## begin

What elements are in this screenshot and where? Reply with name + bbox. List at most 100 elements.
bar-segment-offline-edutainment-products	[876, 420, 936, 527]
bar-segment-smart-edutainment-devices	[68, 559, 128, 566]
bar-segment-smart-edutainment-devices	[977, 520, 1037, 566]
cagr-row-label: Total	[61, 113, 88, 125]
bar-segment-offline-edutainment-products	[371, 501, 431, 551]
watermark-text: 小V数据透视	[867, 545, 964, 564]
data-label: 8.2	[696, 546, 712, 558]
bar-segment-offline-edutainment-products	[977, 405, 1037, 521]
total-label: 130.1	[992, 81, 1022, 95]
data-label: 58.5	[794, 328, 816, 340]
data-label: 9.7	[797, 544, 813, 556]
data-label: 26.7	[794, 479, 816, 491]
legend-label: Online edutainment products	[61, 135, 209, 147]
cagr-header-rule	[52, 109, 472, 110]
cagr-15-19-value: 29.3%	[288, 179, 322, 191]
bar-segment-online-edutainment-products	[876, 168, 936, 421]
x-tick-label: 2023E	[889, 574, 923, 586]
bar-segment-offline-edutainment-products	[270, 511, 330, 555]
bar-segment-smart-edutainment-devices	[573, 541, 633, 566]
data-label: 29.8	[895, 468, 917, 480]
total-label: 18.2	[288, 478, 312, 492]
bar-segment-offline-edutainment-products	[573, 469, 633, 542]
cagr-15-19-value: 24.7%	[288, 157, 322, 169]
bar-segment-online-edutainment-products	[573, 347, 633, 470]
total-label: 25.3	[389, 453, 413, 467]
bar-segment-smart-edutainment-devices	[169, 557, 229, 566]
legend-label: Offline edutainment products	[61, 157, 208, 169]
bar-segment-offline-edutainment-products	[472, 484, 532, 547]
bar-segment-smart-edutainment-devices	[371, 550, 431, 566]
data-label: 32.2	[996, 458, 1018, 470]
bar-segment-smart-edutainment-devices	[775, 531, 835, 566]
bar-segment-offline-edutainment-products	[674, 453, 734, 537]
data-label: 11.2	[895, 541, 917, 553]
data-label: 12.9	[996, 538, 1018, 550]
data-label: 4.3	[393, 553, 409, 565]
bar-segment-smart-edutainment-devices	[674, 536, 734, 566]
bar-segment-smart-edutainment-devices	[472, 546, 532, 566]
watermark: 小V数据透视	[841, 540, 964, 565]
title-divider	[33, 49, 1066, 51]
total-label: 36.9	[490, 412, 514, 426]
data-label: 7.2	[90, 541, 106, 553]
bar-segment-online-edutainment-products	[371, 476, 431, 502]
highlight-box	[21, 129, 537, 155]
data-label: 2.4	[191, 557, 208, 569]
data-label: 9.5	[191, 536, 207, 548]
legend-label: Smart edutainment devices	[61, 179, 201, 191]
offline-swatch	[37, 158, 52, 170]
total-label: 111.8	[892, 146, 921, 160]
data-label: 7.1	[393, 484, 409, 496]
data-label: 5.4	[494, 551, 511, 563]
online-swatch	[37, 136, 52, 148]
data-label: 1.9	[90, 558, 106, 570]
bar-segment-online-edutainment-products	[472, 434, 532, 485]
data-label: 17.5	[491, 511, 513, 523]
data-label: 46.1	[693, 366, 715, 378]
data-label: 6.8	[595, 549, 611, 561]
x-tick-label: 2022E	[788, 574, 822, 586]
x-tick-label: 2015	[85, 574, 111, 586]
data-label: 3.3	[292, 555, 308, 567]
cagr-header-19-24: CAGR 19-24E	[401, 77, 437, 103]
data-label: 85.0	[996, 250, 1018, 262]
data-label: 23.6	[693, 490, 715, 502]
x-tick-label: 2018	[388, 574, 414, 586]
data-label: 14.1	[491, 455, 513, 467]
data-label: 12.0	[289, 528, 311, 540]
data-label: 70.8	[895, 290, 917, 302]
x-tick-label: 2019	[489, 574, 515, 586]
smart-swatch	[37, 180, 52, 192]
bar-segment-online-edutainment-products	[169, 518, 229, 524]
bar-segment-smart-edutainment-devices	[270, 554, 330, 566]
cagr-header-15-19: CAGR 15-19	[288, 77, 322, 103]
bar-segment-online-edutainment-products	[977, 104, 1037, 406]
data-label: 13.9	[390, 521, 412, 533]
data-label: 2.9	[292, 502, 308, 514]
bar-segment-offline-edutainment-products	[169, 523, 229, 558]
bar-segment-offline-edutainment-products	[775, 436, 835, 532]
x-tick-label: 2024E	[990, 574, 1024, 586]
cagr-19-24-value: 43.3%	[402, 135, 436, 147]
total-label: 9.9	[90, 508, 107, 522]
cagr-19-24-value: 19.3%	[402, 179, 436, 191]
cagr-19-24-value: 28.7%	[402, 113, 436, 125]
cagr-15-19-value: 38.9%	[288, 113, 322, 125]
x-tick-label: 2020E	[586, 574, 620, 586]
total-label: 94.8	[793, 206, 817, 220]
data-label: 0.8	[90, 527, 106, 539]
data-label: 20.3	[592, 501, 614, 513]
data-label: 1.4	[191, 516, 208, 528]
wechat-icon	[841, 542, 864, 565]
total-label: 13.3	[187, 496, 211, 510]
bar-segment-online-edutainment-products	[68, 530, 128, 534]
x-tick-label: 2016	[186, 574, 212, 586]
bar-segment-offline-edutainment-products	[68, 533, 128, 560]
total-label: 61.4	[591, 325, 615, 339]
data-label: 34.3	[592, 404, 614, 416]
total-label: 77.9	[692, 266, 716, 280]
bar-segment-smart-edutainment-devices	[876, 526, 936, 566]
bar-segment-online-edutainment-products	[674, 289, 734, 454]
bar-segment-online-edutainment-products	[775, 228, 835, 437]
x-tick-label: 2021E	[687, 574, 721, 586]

## end

● **Task requirements**
Return every line of the data above that contains the string "watermark".

● **Task result**
watermark-text: 小V数据透视	[867, 545, 964, 564]
watermark: 小V数据透视	[841, 540, 964, 565]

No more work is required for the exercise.